#### Data for this task:
··········
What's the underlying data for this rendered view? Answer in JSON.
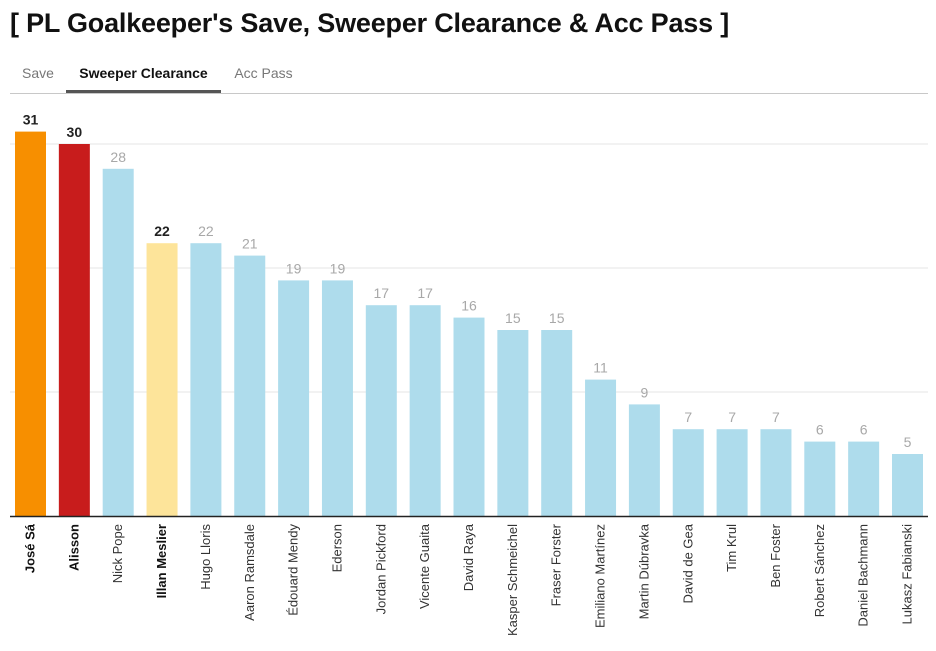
{
  "title": "[ PL Goalkeeper's Save, Sweeper Clearance & Acc Pass ]",
  "tabs": [
    {
      "label": "Save",
      "active": false
    },
    {
      "label": "Sweeper Clearance",
      "active": true
    },
    {
      "label": "Acc Pass",
      "active": false
    }
  ],
  "colors": {
    "default_bar": "#aedcec",
    "highlight_orange": "#f78f00",
    "highlight_red": "#c81c1c",
    "highlight_yellow": "#fde49a",
    "label_muted": "#a8a8a8",
    "label_strong": "#222222"
  },
  "chart_data": {
    "type": "bar",
    "categories": [
      "José Sá",
      "Alisson",
      "Nick Pope",
      "Illan Meslier",
      "Hugo Lloris",
      "Aaron Ramsdale",
      "Édouard Mendy",
      "Ederson",
      "Jordan Pickford",
      "Vicente Guaita",
      "David Raya",
      "Kasper Schmeichel",
      "Fraser Forster",
      "Emiliano Martínez",
      "Martin Dúbravka",
      "David de Gea",
      "Tim Krul",
      "Ben Foster",
      "Robert Sánchez",
      "Daniel Bachmann",
      "Lukasz Fabianski"
    ],
    "values": [
      31,
      30,
      28,
      22,
      22,
      21,
      19,
      19,
      17,
      17,
      16,
      15,
      15,
      11,
      9,
      7,
      7,
      7,
      6,
      6,
      5
    ],
    "highlighted": {
      "José Sá": "#f78f00",
      "Alisson": "#c81c1c",
      "Illan Meslier": "#fde49a"
    },
    "ylim": [
      0,
      32
    ],
    "grid": true,
    "xlabel": "",
    "ylabel": ""
  }
}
··········
#### Stated task:
Reproduce the entries exactly. Do not carry over any picture.

#### Complete answer:
What's the underlying data for this rendered view? Answer in JSON.
{
  "title": "[ PL Goalkeeper's Save, Sweeper Clearance & Acc Pass ]",
  "tabs": [
    {
      "label": "Save",
      "active": false
    },
    {
      "label": "Sweeper Clearance",
      "active": true
    },
    {
      "label": "Acc Pass",
      "active": false
    }
  ],
  "colors": {
    "default_bar": "#aedcec",
    "highlight_orange": "#f78f00",
    "highlight_red": "#c81c1c",
    "highlight_yellow": "#fde49a",
    "label_muted": "#a8a8a8",
    "label_strong": "#222222"
  },
  "chart_data": {
    "type": "bar",
    "categories": [
      "José Sá",
      "Alisson",
      "Nick Pope",
      "Illan Meslier",
      "Hugo Lloris",
      "Aaron Ramsdale",
      "Édouard Mendy",
      "Ederson",
      "Jordan Pickford",
      "Vicente Guaita",
      "David Raya",
      "Kasper Schmeichel",
      "Fraser Forster",
      "Emiliano Martínez",
      "Martin Dúbravka",
      "David de Gea",
      "Tim Krul",
      "Ben Foster",
      "Robert Sánchez",
      "Daniel Bachmann",
      "Lukasz Fabianski"
    ],
    "values": [
      31,
      30,
      28,
      22,
      22,
      21,
      19,
      19,
      17,
      17,
      16,
      15,
      15,
      11,
      9,
      7,
      7,
      7,
      6,
      6,
      5
    ],
    "highlighted": {
      "José Sá": "#f78f00",
      "Alisson": "#c81c1c",
      "Illan Meslier": "#fde49a"
    },
    "ylim": [
      0,
      32
    ],
    "grid": true,
    "xlabel": "",
    "ylabel": ""
  }
}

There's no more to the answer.